WHAT YOU NEED TO DO = Filter the records below and copy every line containing the word "après".

[Stored records]
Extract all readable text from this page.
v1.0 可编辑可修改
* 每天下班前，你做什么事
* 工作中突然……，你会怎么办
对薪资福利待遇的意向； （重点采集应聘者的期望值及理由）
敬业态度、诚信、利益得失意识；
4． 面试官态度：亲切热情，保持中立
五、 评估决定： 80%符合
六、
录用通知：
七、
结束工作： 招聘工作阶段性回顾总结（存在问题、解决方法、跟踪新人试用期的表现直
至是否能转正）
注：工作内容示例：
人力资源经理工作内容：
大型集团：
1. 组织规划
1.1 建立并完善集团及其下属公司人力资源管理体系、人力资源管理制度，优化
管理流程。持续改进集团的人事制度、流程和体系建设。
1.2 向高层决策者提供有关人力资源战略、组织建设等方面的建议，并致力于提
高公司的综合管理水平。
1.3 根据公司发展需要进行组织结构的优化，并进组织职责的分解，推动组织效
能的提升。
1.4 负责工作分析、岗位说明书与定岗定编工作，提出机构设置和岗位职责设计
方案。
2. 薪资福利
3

* * *

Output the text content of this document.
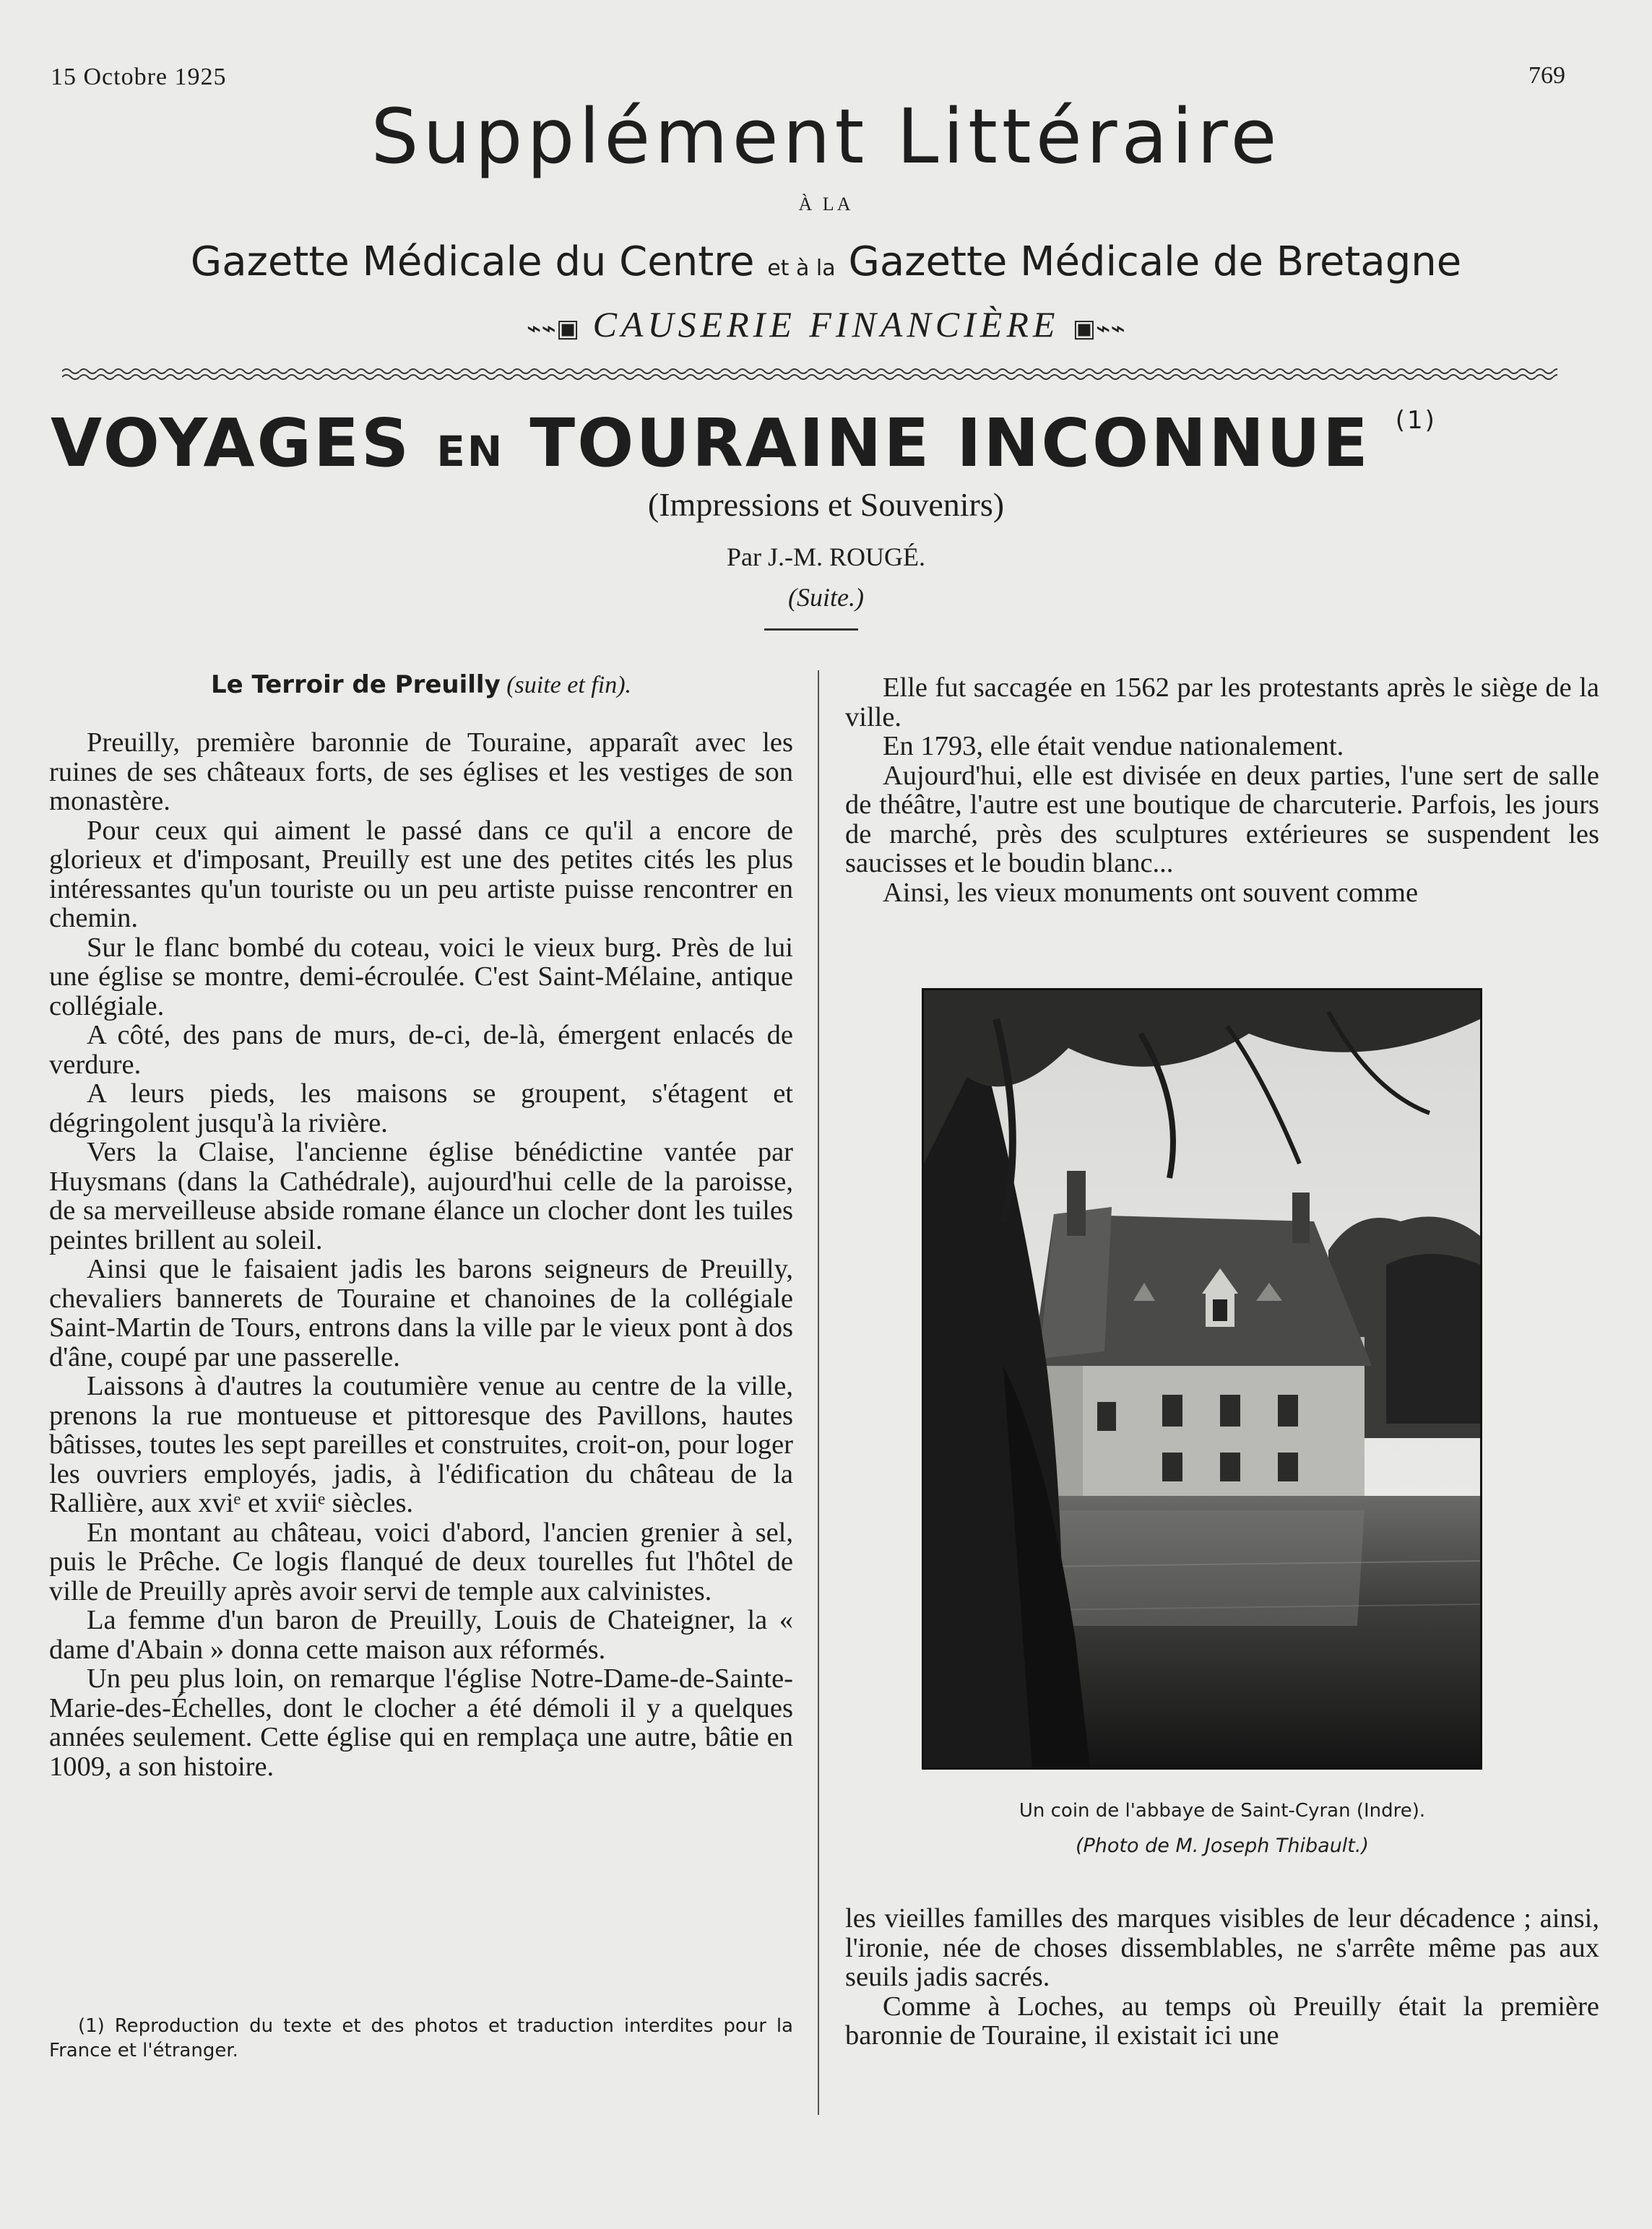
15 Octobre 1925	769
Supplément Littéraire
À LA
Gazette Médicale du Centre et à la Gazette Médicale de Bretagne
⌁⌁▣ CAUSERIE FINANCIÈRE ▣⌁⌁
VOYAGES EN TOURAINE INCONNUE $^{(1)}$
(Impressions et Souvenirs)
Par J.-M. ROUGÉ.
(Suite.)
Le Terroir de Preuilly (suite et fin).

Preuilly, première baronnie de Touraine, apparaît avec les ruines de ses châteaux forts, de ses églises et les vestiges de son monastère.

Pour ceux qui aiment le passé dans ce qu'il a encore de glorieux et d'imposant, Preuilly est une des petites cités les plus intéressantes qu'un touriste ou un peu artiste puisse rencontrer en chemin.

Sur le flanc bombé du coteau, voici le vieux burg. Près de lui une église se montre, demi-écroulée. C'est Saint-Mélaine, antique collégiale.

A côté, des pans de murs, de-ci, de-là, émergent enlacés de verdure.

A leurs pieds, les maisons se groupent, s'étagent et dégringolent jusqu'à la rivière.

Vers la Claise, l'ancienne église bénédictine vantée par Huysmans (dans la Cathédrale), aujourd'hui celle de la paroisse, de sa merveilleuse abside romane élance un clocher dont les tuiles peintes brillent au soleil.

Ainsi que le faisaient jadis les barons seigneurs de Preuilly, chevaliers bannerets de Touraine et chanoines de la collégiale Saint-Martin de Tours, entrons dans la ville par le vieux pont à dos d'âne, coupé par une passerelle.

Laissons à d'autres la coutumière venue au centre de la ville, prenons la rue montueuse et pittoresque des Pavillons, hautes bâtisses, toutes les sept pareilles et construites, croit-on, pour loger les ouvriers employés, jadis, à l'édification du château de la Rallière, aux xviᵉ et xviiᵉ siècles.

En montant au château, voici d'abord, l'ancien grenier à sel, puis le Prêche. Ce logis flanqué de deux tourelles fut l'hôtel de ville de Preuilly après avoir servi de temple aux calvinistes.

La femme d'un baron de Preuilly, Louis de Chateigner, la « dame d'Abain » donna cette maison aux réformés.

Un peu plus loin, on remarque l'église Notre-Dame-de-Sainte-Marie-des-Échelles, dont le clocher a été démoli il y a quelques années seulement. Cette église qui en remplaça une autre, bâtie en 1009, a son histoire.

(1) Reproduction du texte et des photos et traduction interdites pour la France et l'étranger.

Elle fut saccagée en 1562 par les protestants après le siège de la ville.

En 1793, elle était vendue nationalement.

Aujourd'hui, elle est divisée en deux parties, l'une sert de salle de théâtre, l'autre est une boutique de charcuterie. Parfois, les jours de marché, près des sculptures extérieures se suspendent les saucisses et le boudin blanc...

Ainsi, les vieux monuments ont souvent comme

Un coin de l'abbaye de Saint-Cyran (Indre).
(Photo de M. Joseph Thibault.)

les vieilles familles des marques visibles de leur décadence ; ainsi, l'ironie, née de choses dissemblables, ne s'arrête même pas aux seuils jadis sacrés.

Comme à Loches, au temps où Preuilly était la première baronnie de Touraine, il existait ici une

OUTPUT OF THE EXERCISE =
En montant au château, voici d'abord, l'ancien grenier à sel, puis le Prêche. Ce logis flanqué de deux tourelles fut l'hôtel de ville de Preuilly après avoir servi de temple aux calvinistes.
Elle fut saccagée en 1562 par les protestants après le siège de la ville.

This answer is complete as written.